• [EXERCISE AIM] Retype the records below exactly as they appear.

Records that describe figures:
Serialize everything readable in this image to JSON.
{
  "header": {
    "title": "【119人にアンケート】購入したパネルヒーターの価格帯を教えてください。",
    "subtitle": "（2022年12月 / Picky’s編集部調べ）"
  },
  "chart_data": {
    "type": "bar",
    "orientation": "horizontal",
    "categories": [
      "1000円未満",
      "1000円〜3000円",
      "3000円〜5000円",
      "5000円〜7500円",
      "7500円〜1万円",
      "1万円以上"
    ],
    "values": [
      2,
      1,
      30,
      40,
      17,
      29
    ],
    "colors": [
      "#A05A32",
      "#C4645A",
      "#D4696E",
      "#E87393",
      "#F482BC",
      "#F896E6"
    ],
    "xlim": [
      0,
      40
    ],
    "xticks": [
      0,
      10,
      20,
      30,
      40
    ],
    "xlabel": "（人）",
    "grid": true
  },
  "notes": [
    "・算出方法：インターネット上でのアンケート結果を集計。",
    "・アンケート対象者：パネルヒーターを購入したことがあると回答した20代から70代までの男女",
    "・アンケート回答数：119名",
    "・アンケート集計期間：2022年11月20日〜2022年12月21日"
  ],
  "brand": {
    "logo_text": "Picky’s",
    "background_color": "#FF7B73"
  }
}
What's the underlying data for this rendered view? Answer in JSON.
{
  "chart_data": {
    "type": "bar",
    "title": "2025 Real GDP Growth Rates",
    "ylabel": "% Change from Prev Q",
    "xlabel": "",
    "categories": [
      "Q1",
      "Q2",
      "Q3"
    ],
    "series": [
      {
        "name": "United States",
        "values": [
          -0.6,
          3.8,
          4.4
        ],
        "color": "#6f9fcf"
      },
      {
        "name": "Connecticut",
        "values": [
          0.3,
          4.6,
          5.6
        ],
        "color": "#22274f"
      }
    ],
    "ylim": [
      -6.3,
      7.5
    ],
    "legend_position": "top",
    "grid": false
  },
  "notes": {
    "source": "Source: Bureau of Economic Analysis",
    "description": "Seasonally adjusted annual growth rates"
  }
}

• [PROBLEM SOLUTION]
Serialize everything readable in this image to JSON.
{
  "header": {
    "title": "【119人にアンケート】購入したパネルヒーターの価格帯を教えてください。",
    "subtitle": "（2022年12月 / Picky’s編集部調べ）"
  },
  "chart_data": {
    "type": "bar",
    "orientation": "horizontal",
    "categories": [
      "1000円未満",
      "1000円〜3000円",
      "3000円〜5000円",
      "5000円〜7500円",
      "7500円〜1万円",
      "1万円以上"
    ],
    "values": [
      2,
      1,
      30,
      40,
      17,
      29
    ],
    "colors": [
      "#A05A32",
      "#C4645A",
      "#D4696E",
      "#E87393",
      "#F482BC",
      "#F896E6"
    ],
    "xlim": [
      0,
      40
    ],
    "xticks": [
      0,
      10,
      20,
      30,
      40
    ],
    "xlabel": "（人）",
    "grid": true
  },
  "notes": [
    "・算出方法：インターネット上でのアンケート結果を集計。",
    "・アンケート対象者：パネルヒーターを購入したことがあると回答した20代から70代までの男女",
    "・アンケート回答数：119名",
    "・アンケート集計期間：2022年11月20日〜2022年12月21日"
  ],
  "brand": {
    "logo_text": "Picky’s",
    "background_color": "#FF7B73"
  }
}
What's the underlying data for this rendered view? Answer in JSON.
{
  "chart_data": {
    "type": "bar",
    "title": "2025 Real GDP Growth Rates",
    "ylabel": "% Change from Prev Q",
    "xlabel": "",
    "categories": [
      "Q1",
      "Q2",
      "Q3"
    ],
    "series": [
      {
        "name": "United States",
        "values": [
          -0.6,
          3.8,
          4.4
        ],
        "color": "#6f9fcf"
      },
      {
        "name": "Connecticut",
        "values": [
          0.3,
          4.6,
          5.6
        ],
        "color": "#22274f"
      }
    ],
    "ylim": [
      -6.3,
      7.5
    ],
    "legend_position": "top",
    "grid": false
  },
  "notes": {
    "source": "Source: Bureau of Economic Analysis",
    "description": "Seasonally adjusted annual growth rates"
  }
}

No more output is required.